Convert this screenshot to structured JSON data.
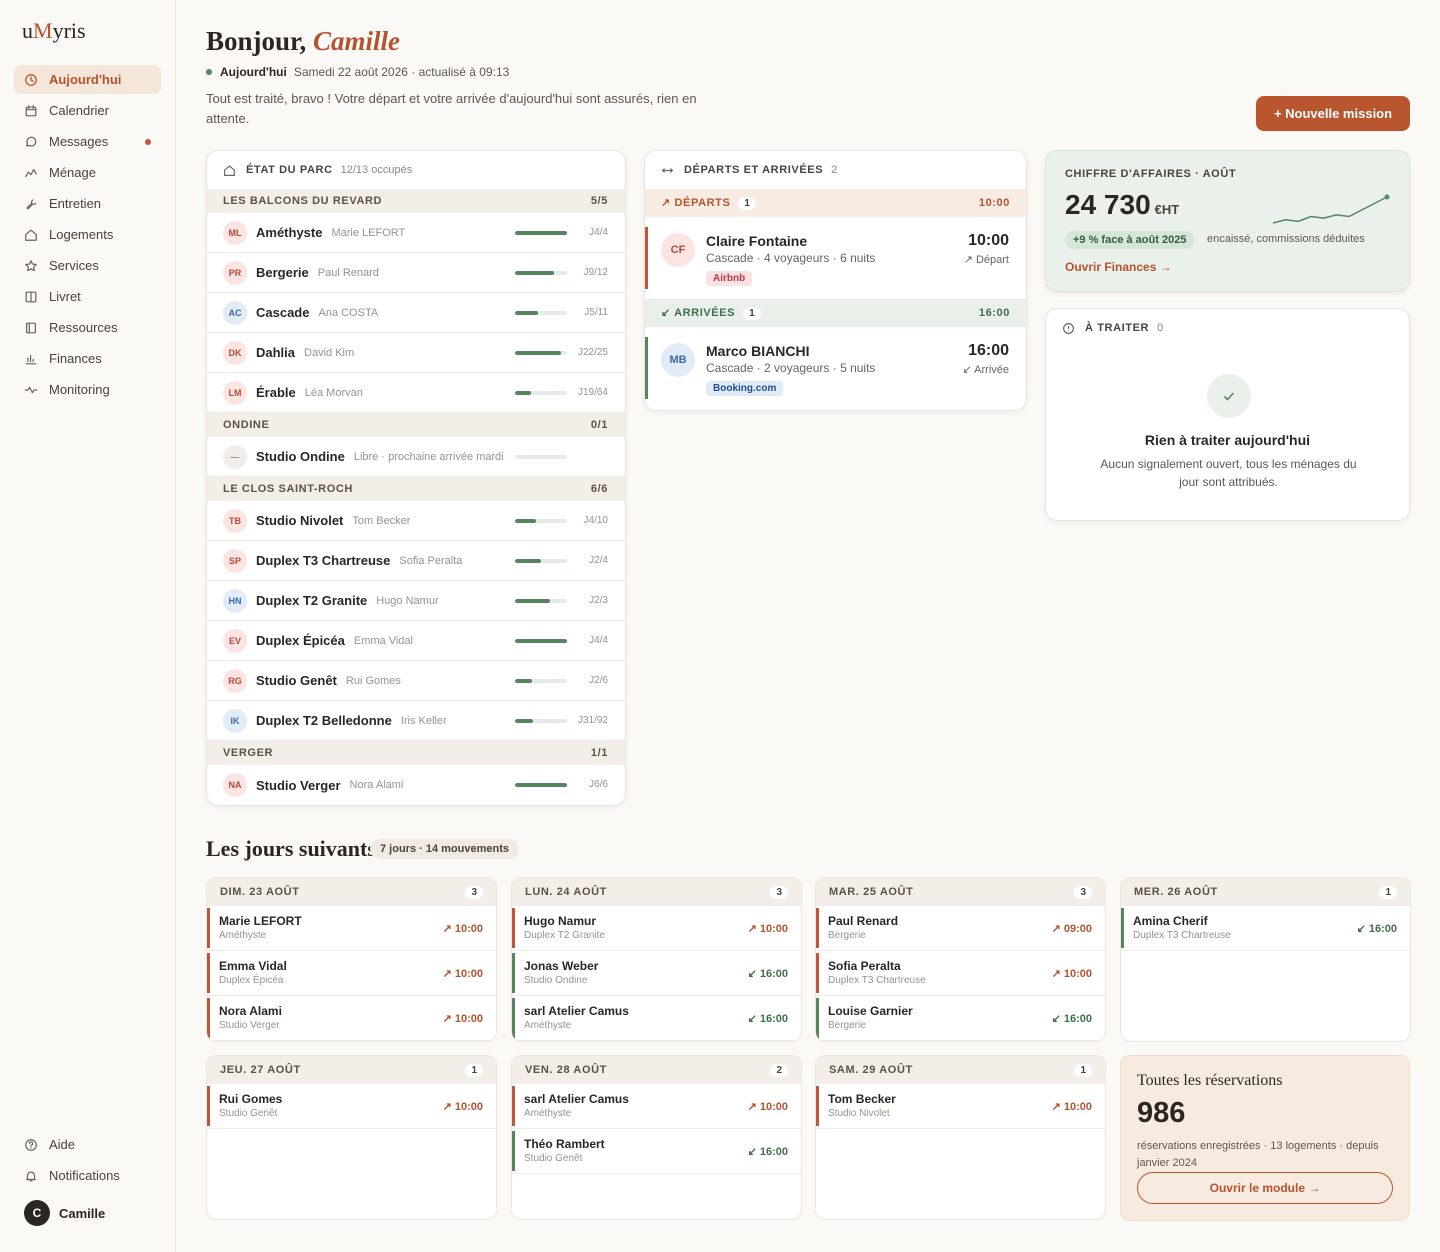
{
  "app": {
    "logo_pre": "u",
    "logo_m": "M",
    "logo_post": "yris"
  },
  "nav": [
    {
      "label": "Aujourd'hui",
      "icon": "clock-icon",
      "active": true
    },
    {
      "label": "Calendrier",
      "icon": "calendar-icon"
    },
    {
      "label": "Messages",
      "icon": "message-icon",
      "unread": true
    },
    {
      "label": "Ménage",
      "icon": "broom-icon"
    },
    {
      "label": "Entretien",
      "icon": "wrench-icon"
    },
    {
      "label": "Logements",
      "icon": "home-icon"
    },
    {
      "label": "Services",
      "icon": "star-icon"
    },
    {
      "label": "Livret",
      "icon": "book-icon"
    },
    {
      "label": "Ressources",
      "icon": "folder-icon"
    },
    {
      "label": "Finances",
      "icon": "bar-chart-icon"
    },
    {
      "label": "Monitoring",
      "icon": "pulse-icon"
    }
  ],
  "nav_bottom": [
    {
      "label": "Aide",
      "icon": "help-icon"
    },
    {
      "label": "Notifications",
      "icon": "bell-icon"
    }
  ],
  "user": {
    "initial": "C",
    "name": "Camille"
  },
  "header": {
    "greeting": "Bonjour,",
    "name": "Camille",
    "today_label": "Aujourd'hui",
    "date_line": "Samedi 22 août 2026 · actualisé à 09:13",
    "intro": "Tout est traité, bravo ! Votre départ et votre arrivée d'aujourd'hui sont assurés, rien en attente.",
    "new_mission": "+ Nouvelle mission"
  },
  "parc": {
    "title": "ÉTAT DU PARC",
    "summary": "12/13 occupés",
    "groups": [
      {
        "name": "LES BALCONS DU REVARD",
        "count": "5/5",
        "items": [
          {
            "initials": "ML",
            "tone": "red",
            "name": "Améthyste",
            "sub": "Marie LEFORT",
            "progress": 1.0,
            "value": "J4/4"
          },
          {
            "initials": "PR",
            "tone": "red",
            "name": "Bergerie",
            "sub": "Paul Renard",
            "progress": 0.75,
            "value": "J9/12"
          },
          {
            "initials": "AC",
            "tone": "blue",
            "name": "Cascade",
            "sub": "Ana COSTA",
            "progress": 0.45,
            "value": "J5/11"
          },
          {
            "initials": "DK",
            "tone": "red",
            "name": "Dahlia",
            "sub": "David Kim",
            "progress": 0.88,
            "value": "J22/25"
          },
          {
            "initials": "LM",
            "tone": "red",
            "name": "Érable",
            "sub": "Léa Morvan",
            "progress": 0.3,
            "value": "J19/64"
          }
        ]
      },
      {
        "name": "ONDINE",
        "count": "0/1",
        "items": [
          {
            "initials": "—",
            "tone": "grey",
            "name": "Studio Ondine",
            "sub": "Libre · prochaine arrivée mardi",
            "progress": 0,
            "value": ""
          }
        ]
      },
      {
        "name": "LE CLOS SAINT-ROCH",
        "count": "6/6",
        "items": [
          {
            "initials": "TB",
            "tone": "red",
            "name": "Studio Nivolet",
            "sub": "Tom Becker",
            "progress": 0.4,
            "value": "J4/10"
          },
          {
            "initials": "SP",
            "tone": "red",
            "name": "Duplex T3 Chartreuse",
            "sub": "Sofia Peralta",
            "progress": 0.5,
            "value": "J2/4"
          },
          {
            "initials": "HN",
            "tone": "blue",
            "name": "Duplex T2 Granite",
            "sub": "Hugo Namur",
            "progress": 0.67,
            "value": "J2/3"
          },
          {
            "initials": "EV",
            "tone": "red",
            "name": "Duplex Épicéa",
            "sub": "Emma Vidal",
            "progress": 1.0,
            "value": "J4/4"
          },
          {
            "initials": "RG",
            "tone": "red",
            "name": "Studio Genêt",
            "sub": "Rui Gomes",
            "progress": 0.33,
            "value": "J2/6"
          },
          {
            "initials": "IK",
            "tone": "blue",
            "name": "Duplex T2 Belledonne",
            "sub": "Iris Keller",
            "progress": 0.34,
            "value": "J31/92"
          }
        ]
      },
      {
        "name": "VERGER",
        "count": "1/1",
        "items": [
          {
            "initials": "NA",
            "tone": "red",
            "name": "Studio Verger",
            "sub": "Nora Alami",
            "progress": 1.0,
            "value": "J6/6"
          }
        ]
      }
    ]
  },
  "moves": {
    "title": "DÉPARTS ET ARRIVÉES",
    "count": "2",
    "departures": {
      "label": "↗ DÉPARTS",
      "count": "1",
      "time": "10:00",
      "item": {
        "initials": "CF",
        "name": "Claire Fontaine",
        "sub": "Cascade · 4 voyageurs · 6 nuits",
        "tag": "Airbnb",
        "time": "10:00",
        "kind": "↗ Départ"
      }
    },
    "arrivals": {
      "label": "↙ ARRIVÉES",
      "count": "1",
      "time": "16:00",
      "item": {
        "initials": "MB",
        "name": "Marco BIANCHI",
        "sub": "Cascade · 2 voyageurs · 5 nuits",
        "tag": "Booking.com",
        "time": "16:00",
        "kind": "↙ Arrivée"
      }
    }
  },
  "revenue": {
    "title": "CHIFFRE D'AFFAIRES · AOÛT",
    "value": "24 730",
    "unit": "€HT",
    "delta": "+9 % face à août 2025",
    "note": "encaissé, commissions déduites",
    "link": "Ouvrir Finances →",
    "sparkline": [
      2,
      3,
      2.5,
      4,
      3.5,
      4.5,
      4,
      6,
      8,
      10
    ]
  },
  "todo": {
    "title": "À TRAITER",
    "count": "0",
    "empty_title": "Rien à traiter aujourd'hui",
    "empty_text": "Aucun signalement ouvert, tous les ménages du jour sont attribués."
  },
  "next": {
    "title": "Les jours suivants",
    "summary": "7 jours · 14 mouvements",
    "days": [
      {
        "label": "DIM. 23 AOÛT",
        "count": "3",
        "items": [
          {
            "name": "Marie LEFORT",
            "place": "Améthyste",
            "type": "dep",
            "time": "↗ 10:00"
          },
          {
            "name": "Emma Vidal",
            "place": "Duplex Épicéa",
            "type": "dep",
            "time": "↗ 10:00"
          },
          {
            "name": "Nora Alami",
            "place": "Studio Verger",
            "type": "dep",
            "time": "↗ 10:00"
          }
        ]
      },
      {
        "label": "LUN. 24 AOÛT",
        "count": "3",
        "items": [
          {
            "name": "Hugo Namur",
            "place": "Duplex T2 Granite",
            "type": "dep",
            "time": "↗ 10:00"
          },
          {
            "name": "Jonas Weber",
            "place": "Studio Ondine",
            "type": "arr",
            "time": "↙ 16:00"
          },
          {
            "name": "sarl Atelier Camus",
            "place": "Améthyste",
            "type": "arr",
            "time": "↙ 16:00"
          }
        ]
      },
      {
        "label": "MAR. 25 AOÛT",
        "count": "3",
        "items": [
          {
            "name": "Paul Renard",
            "place": "Bergerie",
            "type": "dep",
            "time": "↗ 09:00"
          },
          {
            "name": "Sofia Peralta",
            "place": "Duplex T3 Chartreuse",
            "type": "dep",
            "time": "↗ 10:00"
          },
          {
            "name": "Louise Garnier",
            "place": "Bergerie",
            "type": "arr",
            "time": "↙ 16:00"
          }
        ]
      },
      {
        "label": "MER. 26 AOÛT",
        "count": "1",
        "items": [
          {
            "name": "Amina Cherif",
            "place": "Duplex T3 Chartreuse",
            "type": "arr",
            "time": "↙ 16:00"
          }
        ]
      },
      {
        "label": "JEU. 27 AOÛT",
        "count": "1",
        "items": [
          {
            "name": "Rui Gomes",
            "place": "Studio Genêt",
            "type": "dep",
            "time": "↗ 10:00"
          }
        ]
      },
      {
        "label": "VEN. 28 AOÛT",
        "count": "2",
        "items": [
          {
            "name": "sarl Atelier Camus",
            "place": "Améthyste",
            "type": "dep",
            "time": "↗ 10:00"
          },
          {
            "name": "Théo Rambert",
            "place": "Studio Genêt",
            "type": "arr",
            "time": "↙ 16:00"
          }
        ]
      },
      {
        "label": "SAM. 29 AOÛT",
        "count": "1",
        "items": [
          {
            "name": "Tom Becker",
            "place": "Studio Nivolet",
            "type": "dep",
            "time": "↗ 10:00"
          }
        ]
      }
    ]
  },
  "reservations": {
    "title": "Toutes les réservations",
    "count": "986",
    "text": "réservations enregistrées · 13 logements · depuis janvier 2024",
    "button": "Ouvrir le module →"
  },
  "colors": {
    "accent": "#b4532e",
    "departure": "#c0553a",
    "arrival": "#56865f",
    "airbnb_bg": "#fbe1e1",
    "airbnb_fg": "#c0394a",
    "booking_bg": "#e1ebf8",
    "booking_fg": "#1f4e8f"
  }
}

▶ [DIRECTIVE]: Each line with the string "nuits" in it needs to be found and copied.

▶ [REPLY TO THE TASK]:
        "sub": "Cascade · 4 voyageurs · 6 nuits",
        "sub": "Cascade · 2 voyageurs · 5 nuits",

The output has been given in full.